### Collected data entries
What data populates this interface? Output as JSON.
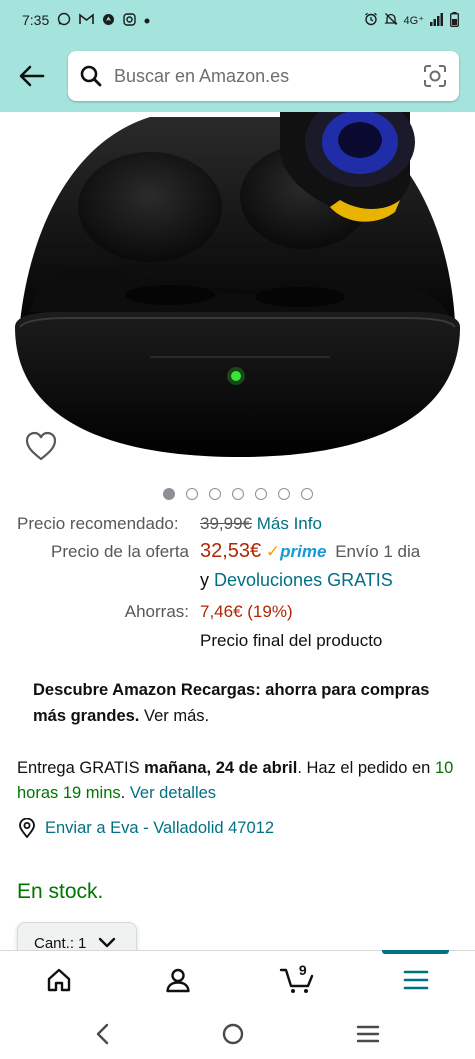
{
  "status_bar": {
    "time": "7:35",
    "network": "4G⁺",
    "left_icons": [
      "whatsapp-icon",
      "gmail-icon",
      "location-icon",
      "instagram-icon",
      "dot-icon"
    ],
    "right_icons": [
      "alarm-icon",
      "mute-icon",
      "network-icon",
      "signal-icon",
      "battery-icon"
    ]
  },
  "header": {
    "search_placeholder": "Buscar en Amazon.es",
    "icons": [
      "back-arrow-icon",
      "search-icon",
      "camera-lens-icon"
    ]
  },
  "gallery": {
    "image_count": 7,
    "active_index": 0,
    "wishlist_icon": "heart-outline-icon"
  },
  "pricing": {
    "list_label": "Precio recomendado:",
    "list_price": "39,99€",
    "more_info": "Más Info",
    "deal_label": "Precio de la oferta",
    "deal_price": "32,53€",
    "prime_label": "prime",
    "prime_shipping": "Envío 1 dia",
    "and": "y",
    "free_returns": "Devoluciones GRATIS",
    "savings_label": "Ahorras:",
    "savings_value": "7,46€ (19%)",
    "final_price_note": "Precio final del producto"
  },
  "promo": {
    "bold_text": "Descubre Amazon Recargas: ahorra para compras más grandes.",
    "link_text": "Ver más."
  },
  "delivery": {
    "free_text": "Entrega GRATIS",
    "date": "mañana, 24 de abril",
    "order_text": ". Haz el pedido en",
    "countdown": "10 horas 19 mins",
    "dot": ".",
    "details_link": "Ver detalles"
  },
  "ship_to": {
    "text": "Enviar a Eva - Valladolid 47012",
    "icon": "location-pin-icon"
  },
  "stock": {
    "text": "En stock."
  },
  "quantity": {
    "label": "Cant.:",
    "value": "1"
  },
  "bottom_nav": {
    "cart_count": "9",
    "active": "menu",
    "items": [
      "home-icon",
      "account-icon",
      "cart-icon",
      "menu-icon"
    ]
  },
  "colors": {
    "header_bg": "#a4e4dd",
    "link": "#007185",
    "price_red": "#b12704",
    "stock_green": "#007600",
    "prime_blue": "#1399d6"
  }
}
---
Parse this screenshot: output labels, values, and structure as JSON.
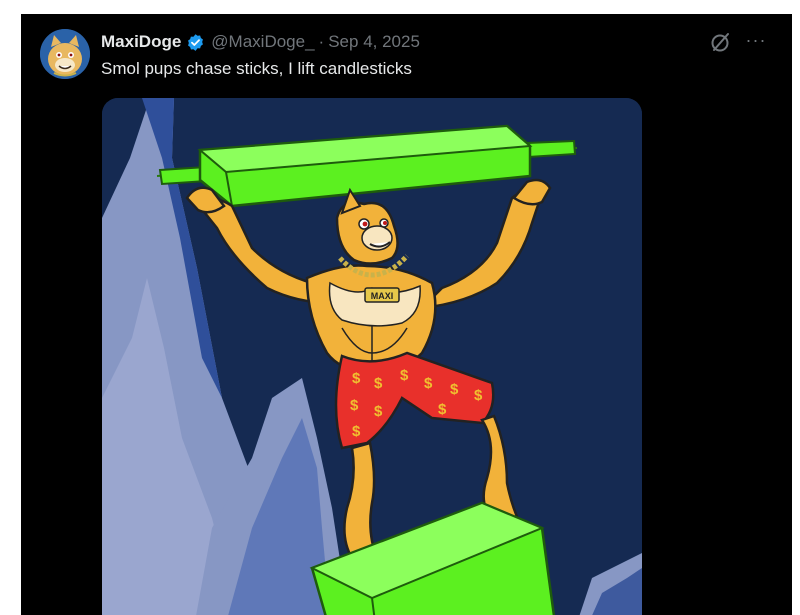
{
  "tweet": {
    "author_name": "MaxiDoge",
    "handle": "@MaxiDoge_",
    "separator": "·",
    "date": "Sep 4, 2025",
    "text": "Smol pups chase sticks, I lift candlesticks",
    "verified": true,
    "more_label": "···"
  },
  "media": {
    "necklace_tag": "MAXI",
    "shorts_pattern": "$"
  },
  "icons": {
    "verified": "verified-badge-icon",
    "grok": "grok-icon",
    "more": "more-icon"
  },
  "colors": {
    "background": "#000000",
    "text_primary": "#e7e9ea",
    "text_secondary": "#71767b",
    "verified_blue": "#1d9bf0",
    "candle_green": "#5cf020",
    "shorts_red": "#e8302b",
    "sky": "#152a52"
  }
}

### Exercise brief
In the entries above, identify every line with the string "date".

### Solution to this problem
    "date": "mañana, 24 de abril",
    "date": "Sep 4, 2025",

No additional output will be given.